[Task description] Extract every line that contains the word "source".

[Record list]
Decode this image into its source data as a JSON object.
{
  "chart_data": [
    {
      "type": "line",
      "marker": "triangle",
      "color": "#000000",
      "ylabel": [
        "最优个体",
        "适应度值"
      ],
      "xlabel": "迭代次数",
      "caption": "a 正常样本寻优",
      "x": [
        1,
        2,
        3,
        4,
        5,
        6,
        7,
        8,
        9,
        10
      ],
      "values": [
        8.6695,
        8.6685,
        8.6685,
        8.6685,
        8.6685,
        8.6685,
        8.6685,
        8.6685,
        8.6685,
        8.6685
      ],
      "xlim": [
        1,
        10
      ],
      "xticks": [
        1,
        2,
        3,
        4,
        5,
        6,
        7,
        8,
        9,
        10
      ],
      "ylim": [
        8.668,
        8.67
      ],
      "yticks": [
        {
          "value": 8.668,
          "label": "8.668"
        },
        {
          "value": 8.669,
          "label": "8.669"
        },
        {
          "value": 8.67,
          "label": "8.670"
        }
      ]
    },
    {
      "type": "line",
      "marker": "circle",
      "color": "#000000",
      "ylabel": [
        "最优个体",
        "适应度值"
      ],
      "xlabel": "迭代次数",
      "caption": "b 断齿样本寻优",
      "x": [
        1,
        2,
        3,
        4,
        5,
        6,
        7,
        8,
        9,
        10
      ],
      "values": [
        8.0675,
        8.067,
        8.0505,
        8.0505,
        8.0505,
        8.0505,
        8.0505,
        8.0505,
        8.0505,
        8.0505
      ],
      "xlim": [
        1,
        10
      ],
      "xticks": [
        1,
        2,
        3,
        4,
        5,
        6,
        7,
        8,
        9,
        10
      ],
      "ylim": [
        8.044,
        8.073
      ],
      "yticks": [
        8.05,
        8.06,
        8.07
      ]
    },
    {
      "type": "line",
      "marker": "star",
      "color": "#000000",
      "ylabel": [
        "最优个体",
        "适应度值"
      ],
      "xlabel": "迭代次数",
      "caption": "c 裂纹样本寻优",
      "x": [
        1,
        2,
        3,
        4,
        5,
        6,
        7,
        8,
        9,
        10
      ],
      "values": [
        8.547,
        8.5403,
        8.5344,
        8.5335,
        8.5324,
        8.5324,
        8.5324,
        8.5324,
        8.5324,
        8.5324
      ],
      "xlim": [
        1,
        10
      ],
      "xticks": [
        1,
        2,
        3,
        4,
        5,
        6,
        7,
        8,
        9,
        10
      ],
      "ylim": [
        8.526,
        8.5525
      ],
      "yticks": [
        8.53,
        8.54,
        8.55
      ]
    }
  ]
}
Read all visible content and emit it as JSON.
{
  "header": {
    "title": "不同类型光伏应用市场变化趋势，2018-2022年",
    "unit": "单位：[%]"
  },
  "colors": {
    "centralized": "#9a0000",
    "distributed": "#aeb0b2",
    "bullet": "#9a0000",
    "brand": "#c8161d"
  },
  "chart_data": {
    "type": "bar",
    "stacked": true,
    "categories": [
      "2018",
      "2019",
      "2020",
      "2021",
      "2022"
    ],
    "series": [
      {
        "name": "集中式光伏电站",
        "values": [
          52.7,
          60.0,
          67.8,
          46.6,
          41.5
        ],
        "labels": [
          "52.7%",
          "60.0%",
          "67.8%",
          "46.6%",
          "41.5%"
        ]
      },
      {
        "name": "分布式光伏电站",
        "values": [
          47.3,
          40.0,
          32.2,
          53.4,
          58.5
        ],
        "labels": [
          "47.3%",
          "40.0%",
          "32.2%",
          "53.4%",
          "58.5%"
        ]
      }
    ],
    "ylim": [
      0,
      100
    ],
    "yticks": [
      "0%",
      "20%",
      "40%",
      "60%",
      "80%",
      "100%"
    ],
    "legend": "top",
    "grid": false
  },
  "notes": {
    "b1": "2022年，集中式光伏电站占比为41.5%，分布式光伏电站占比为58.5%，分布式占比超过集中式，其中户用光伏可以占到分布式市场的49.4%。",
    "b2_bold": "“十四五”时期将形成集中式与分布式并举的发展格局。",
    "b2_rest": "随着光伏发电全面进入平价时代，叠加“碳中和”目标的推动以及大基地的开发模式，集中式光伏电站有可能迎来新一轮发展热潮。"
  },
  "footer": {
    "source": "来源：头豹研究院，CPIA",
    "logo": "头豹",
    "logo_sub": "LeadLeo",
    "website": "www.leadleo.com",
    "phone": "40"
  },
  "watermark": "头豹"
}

[Worked solution]
Decode this image into its source data as a JSON object.
    "source": "来源：头豹研究院，CPIA",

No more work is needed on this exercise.